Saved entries
--------------------

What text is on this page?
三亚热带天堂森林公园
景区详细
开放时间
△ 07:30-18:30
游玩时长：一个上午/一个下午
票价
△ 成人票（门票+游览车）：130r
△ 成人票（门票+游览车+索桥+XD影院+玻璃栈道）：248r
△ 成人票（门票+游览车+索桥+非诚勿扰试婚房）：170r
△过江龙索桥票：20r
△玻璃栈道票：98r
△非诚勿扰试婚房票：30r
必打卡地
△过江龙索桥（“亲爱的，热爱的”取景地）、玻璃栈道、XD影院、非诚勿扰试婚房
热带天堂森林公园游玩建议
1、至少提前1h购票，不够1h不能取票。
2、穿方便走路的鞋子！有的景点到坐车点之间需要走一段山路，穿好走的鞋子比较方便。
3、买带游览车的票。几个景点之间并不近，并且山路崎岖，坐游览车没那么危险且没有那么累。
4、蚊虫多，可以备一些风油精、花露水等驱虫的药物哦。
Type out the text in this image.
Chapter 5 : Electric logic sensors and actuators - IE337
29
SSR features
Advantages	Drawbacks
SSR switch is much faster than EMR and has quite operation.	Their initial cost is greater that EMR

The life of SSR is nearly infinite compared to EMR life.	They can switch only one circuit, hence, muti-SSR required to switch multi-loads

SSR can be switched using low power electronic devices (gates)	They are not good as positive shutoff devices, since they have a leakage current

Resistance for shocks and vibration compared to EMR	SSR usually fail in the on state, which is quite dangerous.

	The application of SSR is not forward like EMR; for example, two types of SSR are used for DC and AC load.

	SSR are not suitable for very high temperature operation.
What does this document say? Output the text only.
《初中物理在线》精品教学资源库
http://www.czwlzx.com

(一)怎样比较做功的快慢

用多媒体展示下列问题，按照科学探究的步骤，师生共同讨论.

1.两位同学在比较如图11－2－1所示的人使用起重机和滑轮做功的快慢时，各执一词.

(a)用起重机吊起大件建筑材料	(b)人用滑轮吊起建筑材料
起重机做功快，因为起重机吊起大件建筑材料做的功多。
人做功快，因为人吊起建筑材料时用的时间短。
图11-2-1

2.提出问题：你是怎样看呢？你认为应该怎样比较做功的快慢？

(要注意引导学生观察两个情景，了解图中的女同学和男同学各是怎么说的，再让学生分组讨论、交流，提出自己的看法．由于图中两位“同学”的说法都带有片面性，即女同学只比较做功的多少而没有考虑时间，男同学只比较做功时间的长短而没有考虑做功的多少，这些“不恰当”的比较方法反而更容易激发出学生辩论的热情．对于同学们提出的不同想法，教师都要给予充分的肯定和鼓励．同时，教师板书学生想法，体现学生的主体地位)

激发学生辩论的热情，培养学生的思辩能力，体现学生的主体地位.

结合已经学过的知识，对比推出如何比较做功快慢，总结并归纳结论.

--------------------

Objective
The entries above must be returned in full, exactly as shown.

Answer in full
What text is on this page?
三亚热带天堂森林公园
景区详细
开放时间
△ 07:30-18:30
游玩时长：一个上午/一个下午
票价
△ 成人票（门票+游览车）：130r
△ 成人票（门票+游览车+索桥+XD影院+玻璃栈道）：248r
△ 成人票（门票+游览车+索桥+非诚勿扰试婚房）：170r
△过江龙索桥票：20r
△玻璃栈道票：98r
△非诚勿扰试婚房票：30r
必打卡地
△过江龙索桥（“亲爱的，热爱的”取景地）、玻璃栈道、XD影院、非诚勿扰试婚房
热带天堂森林公园游玩建议
1、至少提前1h购票，不够1h不能取票。
2、穿方便走路的鞋子！有的景点到坐车点之间需要走一段山路，穿好走的鞋子比较方便。
3、买带游览车的票。几个景点之间并不近，并且山路崎岖，坐游览车没那么危险且没有那么累。
4、蚊虫多，可以备一些风油精、花露水等驱虫的药物哦。
Type out the text in this image.
Chapter 5 : Electric logic sensors and actuators - IE337
29
SSR features
Advantages	Drawbacks
SSR switch is much faster than EMR and has quite operation.	Their initial cost is greater that EMR

The life of SSR is nearly infinite compared to EMR life.	They can switch only one circuit, hence, muti-SSR required to switch multi-loads

SSR can be switched using low power electronic devices (gates)	They are not good as positive shutoff devices, since they have a leakage current

Resistance for shocks and vibration compared to EMR	SSR usually fail in the on state, which is quite dangerous.

	The application of SSR is not forward like EMR; for example, two types of SSR are used for DC and AC load.

	SSR are not suitable for very high temperature operation.
What does this document say? Output the text only.
《初中物理在线》精品教学资源库
http://www.czwlzx.com

(一)怎样比较做功的快慢

用多媒体展示下列问题，按照科学探究的步骤，师生共同讨论.

1.两位同学在比较如图11－2－1所示的人使用起重机和滑轮做功的快慢时，各执一词.

(a)用起重机吊起大件建筑材料	(b)人用滑轮吊起建筑材料
起重机做功快，因为起重机吊起大件建筑材料做的功多。
人做功快，因为人吊起建筑材料时用的时间短。
图11-2-1

2.提出问题：你是怎样看呢？你认为应该怎样比较做功的快慢？

(要注意引导学生观察两个情景，了解图中的女同学和男同学各是怎么说的，再让学生分组讨论、交流，提出自己的看法．由于图中两位“同学”的说法都带有片面性，即女同学只比较做功的多少而没有考虑时间，男同学只比较做功时间的长短而没有考虑做功的多少，这些“不恰当”的比较方法反而更容易激发出学生辩论的热情．对于同学们提出的不同想法，教师都要给予充分的肯定和鼓励．同时，教师板书学生想法，体现学生的主体地位)

激发学生辩论的热情，培养学生的思辩能力，体现学生的主体地位.

结合已经学过的知识，对比推出如何比较做功快慢，总结并归纳结论.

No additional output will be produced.